▸ **What you have to do**:
Pull out every line below that contains the word "name".

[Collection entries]

※

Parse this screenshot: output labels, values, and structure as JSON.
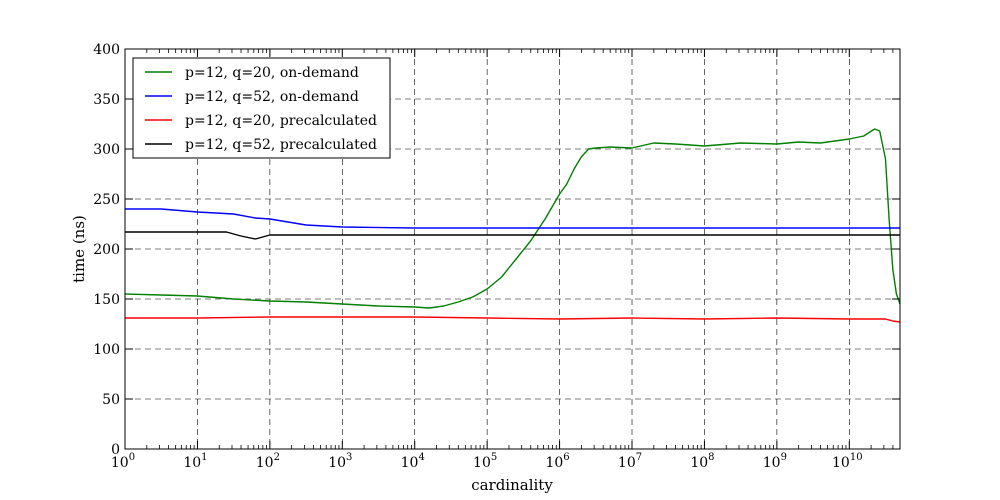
{
  "chart_data": {
    "type": "line",
    "title": "",
    "xlabel": "cardinality",
    "ylabel": "time (ns)",
    "xscale": "log10",
    "xlim_exponent": [
      0,
      10.7
    ],
    "ylim": [
      0,
      400
    ],
    "grid": true,
    "legend_position": "top-left",
    "x_tick_labels": [
      {
        "base": "10",
        "exp": "0"
      },
      {
        "base": "10",
        "exp": "1"
      },
      {
        "base": "10",
        "exp": "2"
      },
      {
        "base": "10",
        "exp": "3"
      },
      {
        "base": "10",
        "exp": "4"
      },
      {
        "base": "10",
        "exp": "5"
      },
      {
        "base": "10",
        "exp": "6"
      },
      {
        "base": "10",
        "exp": "7"
      },
      {
        "base": "10",
        "exp": "8"
      },
      {
        "base": "10",
        "exp": "9"
      },
      {
        "base": "10",
        "exp": "10"
      }
    ],
    "y_tick_labels": [
      "0",
      "50",
      "100",
      "150",
      "200",
      "250",
      "300",
      "350",
      "400"
    ],
    "series": [
      {
        "name": "p=12, q=20, on-demand",
        "color": "#008000",
        "points": [
          [
            0,
            155
          ],
          [
            0.5,
            154
          ],
          [
            1,
            153
          ],
          [
            1.5,
            150
          ],
          [
            2,
            148
          ],
          [
            2.5,
            147
          ],
          [
            3,
            145
          ],
          [
            3.5,
            143
          ],
          [
            4,
            142
          ],
          [
            4.2,
            141
          ],
          [
            4.4,
            143
          ],
          [
            4.6,
            147
          ],
          [
            4.8,
            152
          ],
          [
            5,
            160
          ],
          [
            5.2,
            172
          ],
          [
            5.4,
            190
          ],
          [
            5.6,
            208
          ],
          [
            5.8,
            230
          ],
          [
            6,
            255
          ],
          [
            6.1,
            265
          ],
          [
            6.2,
            280
          ],
          [
            6.3,
            292
          ],
          [
            6.4,
            300
          ],
          [
            6.5,
            301
          ],
          [
            6.7,
            302
          ],
          [
            7,
            301
          ],
          [
            7.3,
            306
          ],
          [
            7.6,
            305
          ],
          [
            8,
            303
          ],
          [
            8.5,
            306
          ],
          [
            9,
            305
          ],
          [
            9.3,
            307
          ],
          [
            9.6,
            306
          ],
          [
            10,
            310
          ],
          [
            10.2,
            313
          ],
          [
            10.35,
            320
          ],
          [
            10.42,
            318
          ],
          [
            10.5,
            290
          ],
          [
            10.55,
            230
          ],
          [
            10.6,
            180
          ],
          [
            10.65,
            155
          ],
          [
            10.7,
            145
          ]
        ]
      },
      {
        "name": "p=12, q=52, on-demand",
        "color": "#0000ff",
        "points": [
          [
            0,
            240
          ],
          [
            0.5,
            240
          ],
          [
            1,
            237
          ],
          [
            1.5,
            235
          ],
          [
            1.8,
            231
          ],
          [
            2,
            230
          ],
          [
            2.5,
            224
          ],
          [
            3,
            222
          ],
          [
            4,
            221
          ],
          [
            5,
            221
          ],
          [
            6,
            221
          ],
          [
            7,
            221
          ],
          [
            8,
            221
          ],
          [
            9,
            221
          ],
          [
            10,
            221
          ],
          [
            10.7,
            221
          ]
        ]
      },
      {
        "name": "p=12, q=20, precalculated",
        "color": "#ff0000",
        "points": [
          [
            0,
            131
          ],
          [
            1,
            131
          ],
          [
            2,
            132
          ],
          [
            3,
            132
          ],
          [
            4,
            132
          ],
          [
            5,
            131
          ],
          [
            6,
            130
          ],
          [
            7,
            131
          ],
          [
            8,
            130
          ],
          [
            9,
            131
          ],
          [
            10,
            130
          ],
          [
            10.5,
            130
          ],
          [
            10.6,
            128
          ],
          [
            10.7,
            127
          ]
        ]
      },
      {
        "name": "p=12, q=52, precalculated",
        "color": "#000000",
        "points": [
          [
            0,
            217
          ],
          [
            0.5,
            217
          ],
          [
            1,
            217
          ],
          [
            1.4,
            217
          ],
          [
            1.6,
            213
          ],
          [
            1.8,
            210
          ],
          [
            2,
            214
          ],
          [
            3,
            214
          ],
          [
            4,
            214
          ],
          [
            5,
            214
          ],
          [
            6,
            214
          ],
          [
            7,
            214
          ],
          [
            8,
            214
          ],
          [
            9,
            214
          ],
          [
            10,
            214
          ],
          [
            10.7,
            214
          ]
        ]
      }
    ]
  }
}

※

▸ **Solution to the exercise**:
        "name": "p=12, q=20, on-demand",
        "name": "p=12, q=52, on-demand",
        "name": "p=12, q=20, precalculated",
        "name": "p=12, q=52, precalculated",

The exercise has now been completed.